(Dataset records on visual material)

— Start —

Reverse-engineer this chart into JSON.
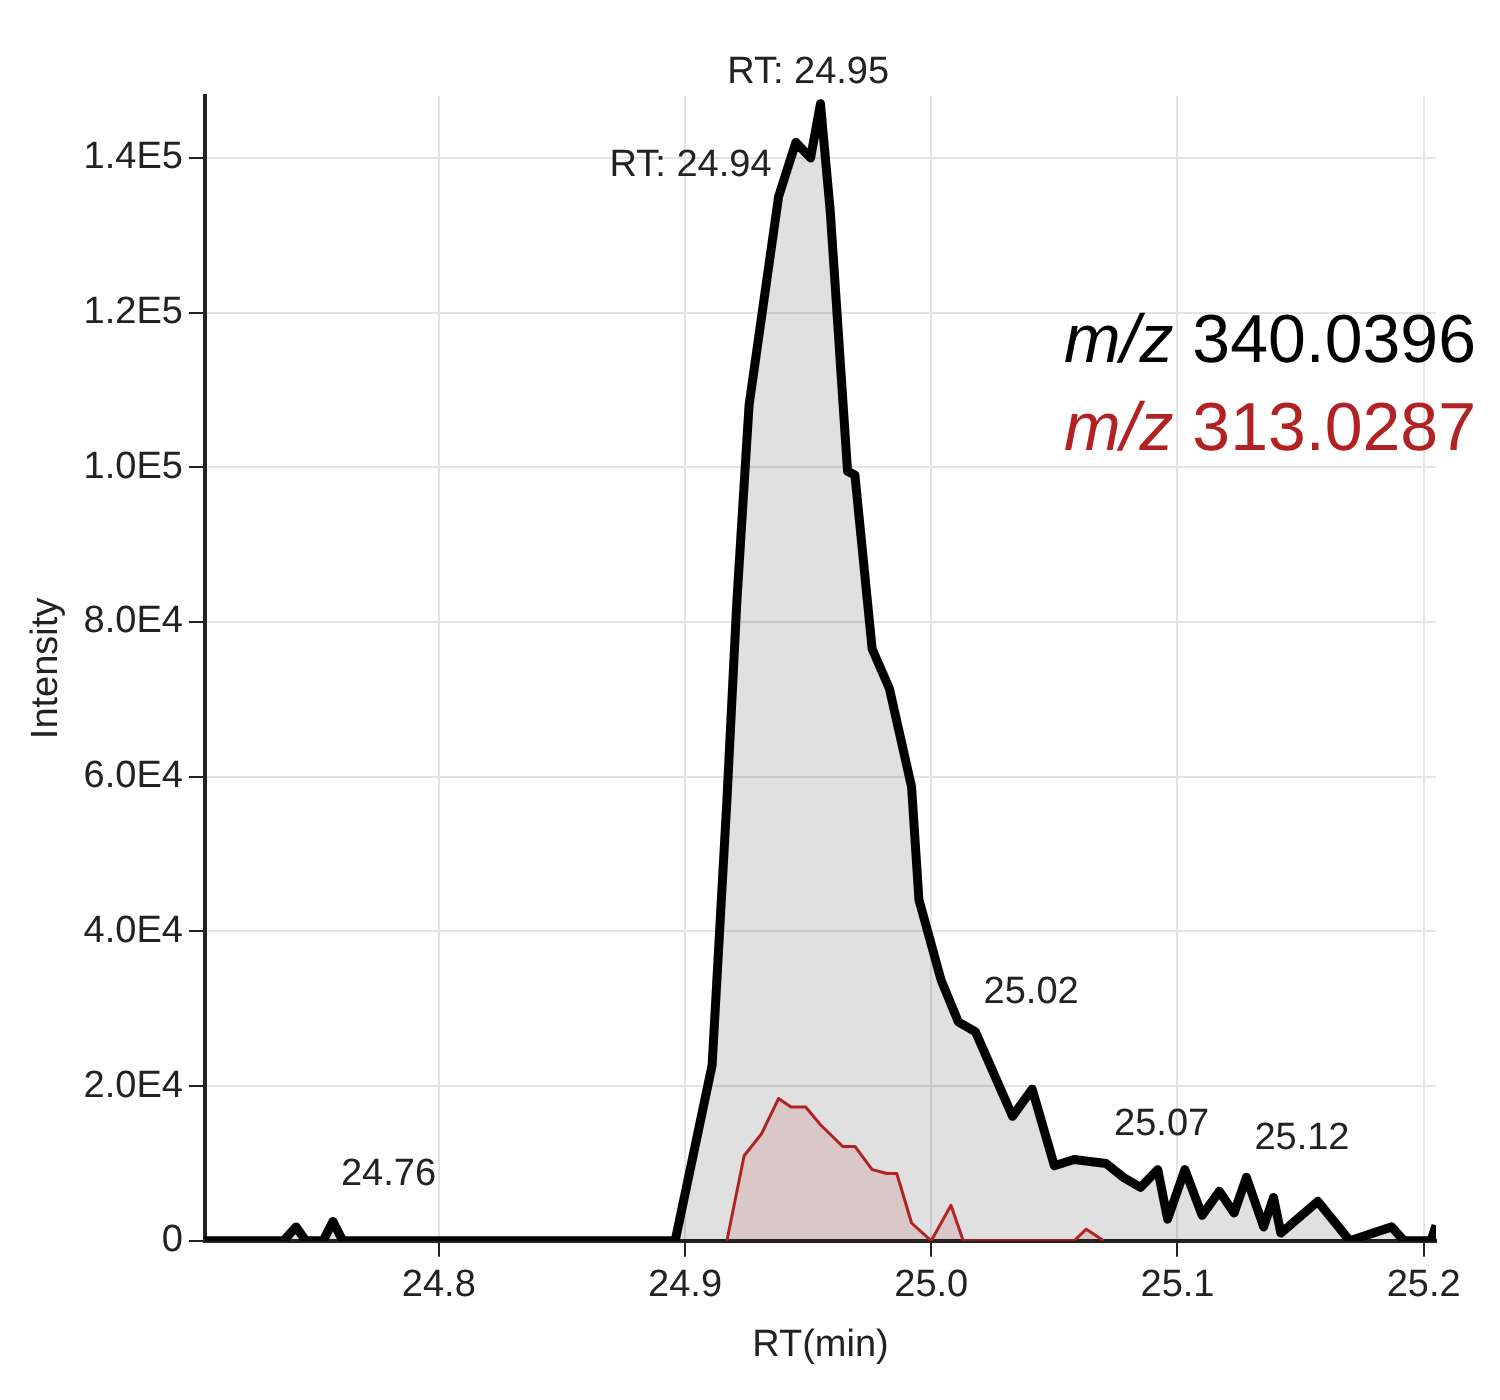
{
  "chart_data": {
    "type": "area",
    "xlabel": "RT(min)",
    "ylabel": "Intensity",
    "xlim": [
      24.705,
      25.205
    ],
    "xticks": [
      24.8,
      24.9,
      {
        "value": 25,
        "label": "25.0"
      },
      25.1,
      25.2
    ],
    "ylim": [
      0,
      148000
    ],
    "yticks": [
      0,
      {
        "value": 20000,
        "label": "2.0E4"
      },
      {
        "value": 40000,
        "label": "4.0E4"
      },
      {
        "value": 60000,
        "label": "6.0E4"
      },
      {
        "value": 80000,
        "label": "8.0E4"
      },
      {
        "value": 100000,
        "label": "1.0E5"
      },
      {
        "value": 120000,
        "label": "1.2E5"
      },
      {
        "value": 140000,
        "label": "1.4E5"
      }
    ],
    "grid": true,
    "legend": "top right",
    "series": [
      {
        "name": "m/z 340.0396",
        "color": "#000000",
        "x": [
          24.705,
          24.737,
          24.742,
          24.746,
          24.753,
          24.757,
          24.761,
          24.896,
          24.911,
          24.917,
          24.921,
          24.926,
          24.938,
          24.945,
          24.951,
          24.955,
          24.959,
          24.966,
          24.969,
          24.976,
          24.983,
          24.992,
          24.995,
          25.004,
          25.011,
          25.018,
          25.025,
          25.033,
          25.041,
          25.05,
          25.058,
          25.071,
          25.078,
          25.085,
          25.092,
          25.096,
          25.103,
          25.11,
          25.117,
          25.123,
          25.128,
          25.135,
          25.139,
          25.142,
          25.157,
          25.17,
          25.187,
          25.192,
          25.203,
          25.205
        ],
        "values": [
          0,
          0,
          1800,
          0,
          0,
          2500,
          0,
          0,
          22700,
          56900,
          82400,
          108000,
          135000,
          142000,
          140000,
          147000,
          133000,
          99500,
          99000,
          76500,
          71400,
          58700,
          44100,
          33700,
          28300,
          27000,
          21900,
          16100,
          19600,
          9700,
          10500,
          10000,
          8200,
          6900,
          9200,
          2800,
          9200,
          3300,
          6400,
          3600,
          8200,
          1800,
          5600,
          1000,
          5100,
          0,
          1800,
          0,
          0,
          2000
        ]
      },
      {
        "name": "m/z 313.0287",
        "color": "#b22222",
        "x": [
          24.917,
          24.924,
          24.931,
          24.938,
          24.943,
          24.949,
          24.955,
          24.964,
          24.969,
          24.976,
          24.982,
          24.986,
          24.992,
          25.0,
          25.008,
          25.013,
          25.058,
          25.063,
          25.07
        ],
        "values": [
          0,
          11000,
          13800,
          18400,
          17300,
          17300,
          15000,
          12200,
          12200,
          9200,
          8700,
          8700,
          2300,
          0,
          4600,
          0,
          0,
          1500,
          0
        ]
      }
    ],
    "annotations": [
      {
        "text": "RT: 24.94",
        "x": 24.94,
        "y": 139000
      },
      {
        "text": "RT: 24.95",
        "x": 24.95,
        "y": 147000
      },
      {
        "text": "24.76",
        "x": 24.757,
        "y": 3500
      },
      {
        "text": "25.02",
        "x": 25.018,
        "y": 27000
      },
      {
        "text": "25.07",
        "x": 25.071,
        "y": 10000
      },
      {
        "text": "25.12",
        "x": 25.128,
        "y": 8200
      }
    ]
  }
}
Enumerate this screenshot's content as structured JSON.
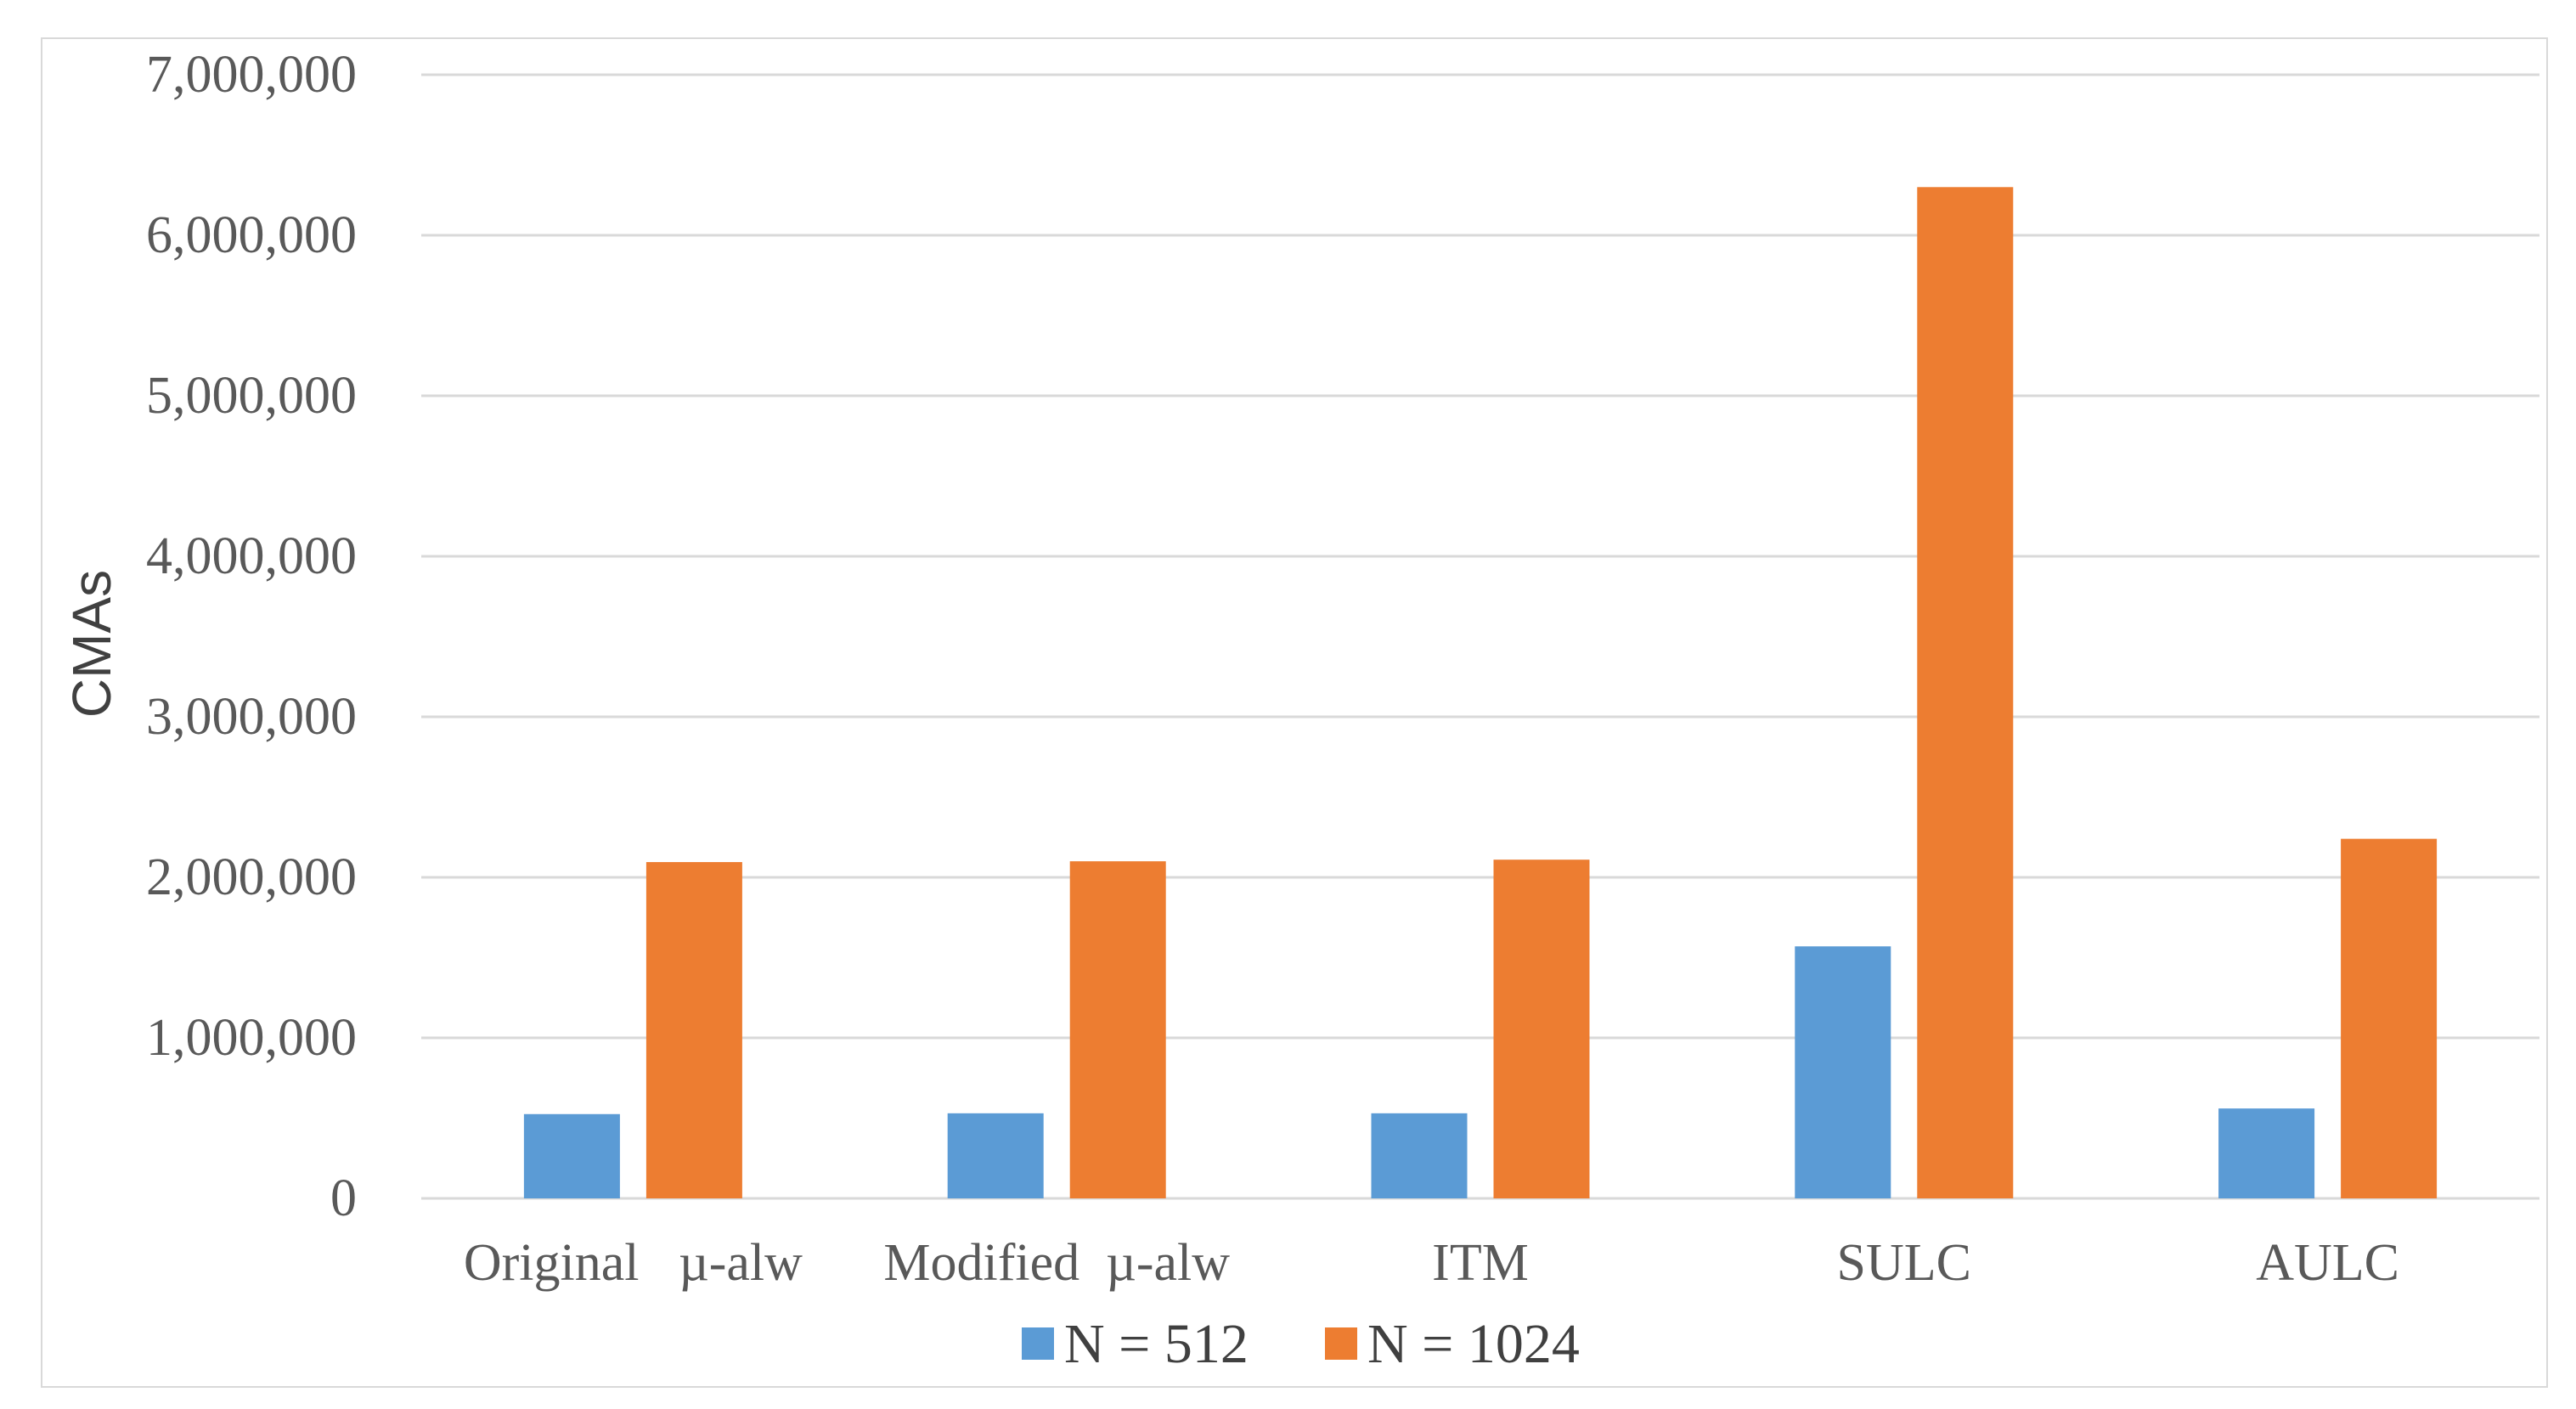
{
  "chart_data": {
    "type": "bar",
    "title": "",
    "xlabel": "",
    "ylabel": "CMAs",
    "ylim": [
      0,
      7000000
    ],
    "yticks": [
      0,
      1000000,
      2000000,
      3000000,
      4000000,
      5000000,
      6000000,
      7000000
    ],
    "ytick_labels": [
      "0",
      "1,000,000",
      "2,000,000",
      "3,000,000",
      "4,000,000",
      "5,000,000",
      "6,000,000",
      "7,000,000"
    ],
    "grid": true,
    "legend_position": "bottom",
    "categories": [
      "Original   µ-alw",
      "Modified  µ-alw",
      "ITM",
      "SULC",
      "AULC"
    ],
    "series": [
      {
        "name": "N = 512",
        "color": "#5b9bd5",
        "values": [
          525000,
          530000,
          530000,
          1570000,
          560000
        ]
      },
      {
        "name": "N = 1024",
        "color": "#ed7d31",
        "values": [
          2095000,
          2100000,
          2110000,
          6300000,
          2240000
        ]
      }
    ]
  },
  "colors": {
    "gridline": "#d9d9d9",
    "frame": "#d9d9d9"
  }
}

— End —

■ **TASK PROMPT**: Pictures are not part of the copy; output everything else in the records exactly.

■ **SOLUTION TO THIS EXERCISE**:
Reverse-engineer this chart into JSON.
{
  "chart_data": {
    "type": "area",
    "xlabel": "RT(min)",
    "ylabel": "Intensity",
    "xlim": [
      24.705,
      25.205
    ],
    "xticks": [
      24.8,
      24.9,
      {
        "value": 25,
        "label": "25.0"
      },
      25.1,
      25.2
    ],
    "ylim": [
      0,
      148000
    ],
    "yticks": [
      0,
      {
        "value": 20000,
        "label": "2.0E4"
      },
      {
        "value": 40000,
        "label": "4.0E4"
      },
      {
        "value": 60000,
        "label": "6.0E4"
      },
      {
        "value": 80000,
        "label": "8.0E4"
      },
      {
        "value": 100000,
        "label": "1.0E5"
      },
      {
        "value": 120000,
        "label": "1.2E5"
      },
      {
        "value": 140000,
        "label": "1.4E5"
      }
    ],
    "grid": true,
    "legend": "top right",
    "series": [
      {
        "name": "m/z 340.0396",
        "color": "#000000",
        "x": [
          24.705,
          24.737,
          24.742,
          24.746,
          24.753,
          24.757,
          24.761,
          24.896,
          24.911,
          24.917,
          24.921,
          24.926,
          24.938,
          24.945,
          24.951,
          24.955,
          24.959,
          24.966,
          24.969,
          24.976,
          24.983,
          24.992,
          24.995,
          25.004,
          25.011,
          25.018,
          25.025,
          25.033,
          25.041,
          25.05,
          25.058,
          25.071,
          25.078,
          25.085,
          25.092,
          25.096,
          25.103,
          25.11,
          25.117,
          25.123,
          25.128,
          25.135,
          25.139,
          25.142,
          25.157,
          25.17,
          25.187,
          25.192,
          25.203,
          25.205
        ],
        "values": [
          0,
          0,
          1800,
          0,
          0,
          2500,
          0,
          0,
          22700,
          56900,
          82400,
          108000,
          135000,
          142000,
          140000,
          147000,
          133000,
          99500,
          99000,
          76500,
          71400,
          58700,
          44100,
          33700,
          28300,
          27000,
          21900,
          16100,
          19600,
          9700,
          10500,
          10000,
          8200,
          6900,
          9200,
          2800,
          9200,
          3300,
          6400,
          3600,
          8200,
          1800,
          5600,
          1000,
          5100,
          0,
          1800,
          0,
          0,
          2000
        ]
      },
      {
        "name": "m/z 313.0287",
        "color": "#b22222",
        "x": [
          24.917,
          24.924,
          24.931,
          24.938,
          24.943,
          24.949,
          24.955,
          24.964,
          24.969,
          24.976,
          24.982,
          24.986,
          24.992,
          25.0,
          25.008,
          25.013,
          25.058,
          25.063,
          25.07
        ],
        "values": [
          0,
          11000,
          13800,
          18400,
          17300,
          17300,
          15000,
          12200,
          12200,
          9200,
          8700,
          8700,
          2300,
          0,
          4600,
          0,
          0,
          1500,
          0
        ]
      }
    ],
    "annotations": [
      {
        "text": "RT: 24.94",
        "x": 24.94,
        "y": 139000
      },
      {
        "text": "RT: 24.95",
        "x": 24.95,
        "y": 147000
      },
      {
        "text": "24.76",
        "x": 24.757,
        "y": 3500
      },
      {
        "text": "25.02",
        "x": 25.018,
        "y": 27000
      },
      {
        "text": "25.07",
        "x": 25.071,
        "y": 10000
      },
      {
        "text": "25.12",
        "x": 25.128,
        "y": 8200
      }
    ]
  }
}
Enumerate this screenshot's content as structured JSON.
{
  "chart_data": {
    "type": "bar",
    "title": "",
    "xlabel": "",
    "ylabel": "CMAs",
    "ylim": [
      0,
      7000000
    ],
    "yticks": [
      0,
      1000000,
      2000000,
      3000000,
      4000000,
      5000000,
      6000000,
      7000000
    ],
    "ytick_labels": [
      "0",
      "1,000,000",
      "2,000,000",
      "3,000,000",
      "4,000,000",
      "5,000,000",
      "6,000,000",
      "7,000,000"
    ],
    "grid": true,
    "legend_position": "bottom",
    "categories": [
      "Original   µ-alw",
      "Modified  µ-alw",
      "ITM",
      "SULC",
      "AULC"
    ],
    "series": [
      {
        "name": "N = 512",
        "color": "#5b9bd5",
        "values": [
          525000,
          530000,
          530000,
          1570000,
          560000
        ]
      },
      {
        "name": "N = 1024",
        "color": "#ed7d31",
        "values": [
          2095000,
          2100000,
          2110000,
          6300000,
          2240000
        ]
      }
    ]
  },
  "colors": {
    "gridline": "#d9d9d9",
    "frame": "#d9d9d9"
  }
}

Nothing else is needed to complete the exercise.